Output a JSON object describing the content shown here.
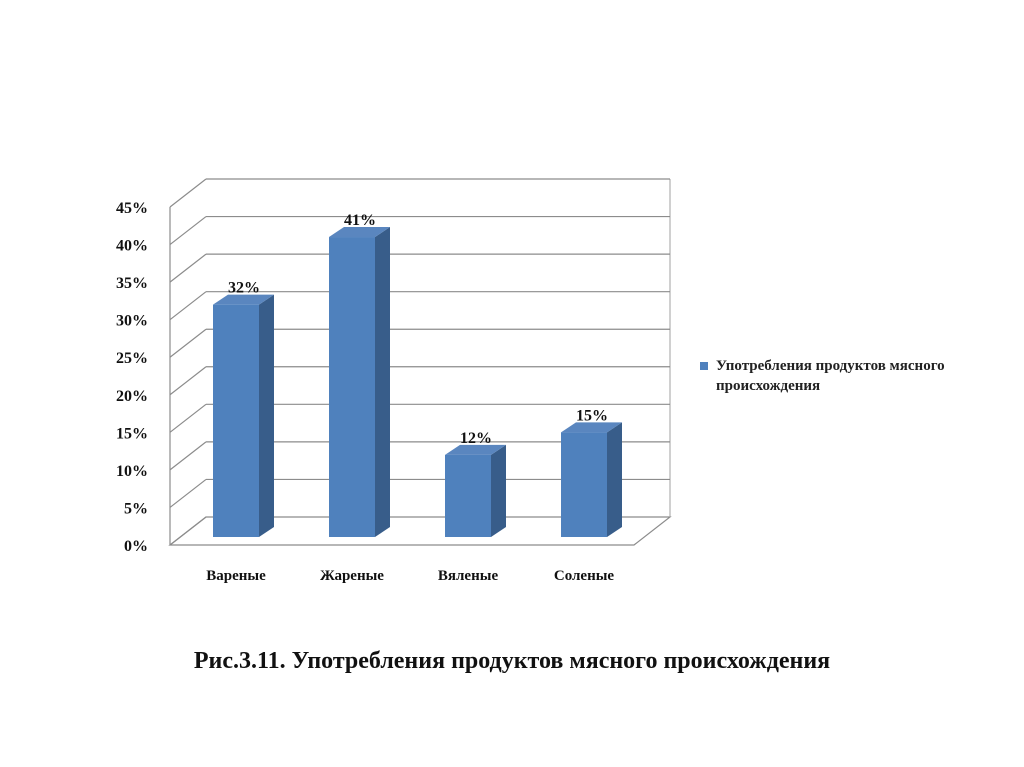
{
  "chart_data": {
    "type": "bar",
    "categories": [
      "Вареные",
      "Жареные",
      "Вяленые",
      "Соленые"
    ],
    "series": [
      {
        "name": "Употребления продуктов мясного происхождения",
        "values": [
          32,
          41,
          12,
          15
        ],
        "color": "#4F81BD"
      }
    ],
    "data_labels": [
      "32%",
      "41%",
      "12%",
      "15%"
    ],
    "ylim": [
      0,
      45
    ],
    "yticks": [
      "0%",
      "5%",
      "10%",
      "15%",
      "20%",
      "25%",
      "30%",
      "35%",
      "40%",
      "45%"
    ],
    "grid": true,
    "legend": "right",
    "three_d": true
  },
  "legend": {
    "label": "Употребления продуктов мясного происхождения"
  },
  "caption": "Рис.3.11. Употребления продуктов мясного происхождения"
}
..............................
_Do this_
Reply with nothing but a number: how many lines of the entries above contain the string "Употребления"?

_Task output_
3